- **Given task 1**
In the rows below, starting with the first row and going on through the row containing "bars: [129, 80, 981, 506]", replace "x-tick-label" with "x-label" and leave everything else unchanged.

- **Excerpt provided**
* begin *

Would like to read zip file directly from web

D

ducnbyu

Hi all,

There is a set of zip files available on the Web via http (also
available via ftp) for public consuption that I would like to
programmatically read directly without having to download to local
storage first. For productivity reasons as well as reduction of
consumption/maintenance of local storage as some of them are quite
large.

This is basically what I tried (all of the below tried with http with
same results)...

1) ZipFile zf = new ZipFile("ftp://...");
result: ZipException "The filename, directory name, or volume label
syntax is incorrect"

2) ZipFile zf = new ZipFile(new File(new URI("ftp://...")));
result: File constructor throws IllegalArgumentException "URI Scheme is
not file"
Seems ZipFile constructors only take a string or File and File
apparently only takes URI's that resolve to "local" paths.

* end *

- **Given task 2**
In the forum thread about reading a zip file from the web, what exception did the first ZipFile attempt produce?

Records from a collection

* begin *

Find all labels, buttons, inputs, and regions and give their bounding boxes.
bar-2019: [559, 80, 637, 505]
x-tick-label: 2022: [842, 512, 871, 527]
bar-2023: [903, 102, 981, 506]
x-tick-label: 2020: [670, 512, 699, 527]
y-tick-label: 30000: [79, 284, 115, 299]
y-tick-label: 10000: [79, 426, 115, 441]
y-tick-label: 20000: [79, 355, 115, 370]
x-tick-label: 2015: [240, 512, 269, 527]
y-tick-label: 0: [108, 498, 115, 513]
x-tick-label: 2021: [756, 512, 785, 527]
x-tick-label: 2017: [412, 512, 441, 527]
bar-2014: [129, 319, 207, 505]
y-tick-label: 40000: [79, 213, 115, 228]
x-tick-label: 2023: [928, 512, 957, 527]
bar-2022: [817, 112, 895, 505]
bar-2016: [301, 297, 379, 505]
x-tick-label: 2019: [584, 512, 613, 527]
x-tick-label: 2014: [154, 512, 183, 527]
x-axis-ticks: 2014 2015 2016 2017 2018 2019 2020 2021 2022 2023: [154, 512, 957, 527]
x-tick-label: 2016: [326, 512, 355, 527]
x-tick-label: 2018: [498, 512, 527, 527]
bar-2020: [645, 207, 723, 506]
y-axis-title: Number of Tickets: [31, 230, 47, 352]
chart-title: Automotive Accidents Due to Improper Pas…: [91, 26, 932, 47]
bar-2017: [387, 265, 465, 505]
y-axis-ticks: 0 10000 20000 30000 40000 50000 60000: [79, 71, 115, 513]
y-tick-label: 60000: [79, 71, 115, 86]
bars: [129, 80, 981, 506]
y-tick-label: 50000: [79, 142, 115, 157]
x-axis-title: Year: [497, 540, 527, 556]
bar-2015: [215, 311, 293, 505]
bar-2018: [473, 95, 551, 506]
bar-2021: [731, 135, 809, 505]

* end *

- **Right answer 1**
Find all labels, buttons, inputs, and regions and give their bounding boxes.
bar-2019: [559, 80, 637, 505]
x-label: 2022: [842, 512, 871, 527]
bar-2023: [903, 102, 981, 506]
x-label: 2020: [670, 512, 699, 527]
y-tick-label: 30000: [79, 284, 115, 299]
y-tick-label: 10000: [79, 426, 115, 441]
y-tick-label: 20000: [79, 355, 115, 370]
x-label: 2015: [240, 512, 269, 527]
y-tick-label: 0: [108, 498, 115, 513]
x-label: 2021: [756, 512, 785, 527]
x-label: 2017: [412, 512, 441, 527]
bar-2014: [129, 319, 207, 505]
y-tick-label: 40000: [79, 213, 115, 228]
x-label: 2023: [928, 512, 957, 527]
bar-2022: [817, 112, 895, 505]
bar-2016: [301, 297, 379, 505]
x-label: 2019: [584, 512, 613, 527]
x-label: 2014: [154, 512, 183, 527]
x-axis-ticks: 2014 2015 2016 2017 2018 2019 2020 2021 2022 2023: [154, 512, 957, 527]
x-label: 2016: [326, 512, 355, 527]
x-label: 2018: [498, 512, 527, 527]
bar-2020: [645, 207, 723, 506]
y-axis-title: Number of Tickets: [31, 230, 47, 352]
chart-title: Automotive Accidents Due to Improper Pas…: [91, 26, 932, 47]
bar-2017: [387, 265, 465, 505]
y-axis-ticks: 0 10000 20000 30000 40000 50000 60000: [79, 71, 115, 513]
y-tick-label: 60000: [79, 71, 115, 86]
bars: [129, 80, 981, 506]

- **Right answer 2**
A ZipException with the message "The filename, directory name, or volume label syntax is incorrect."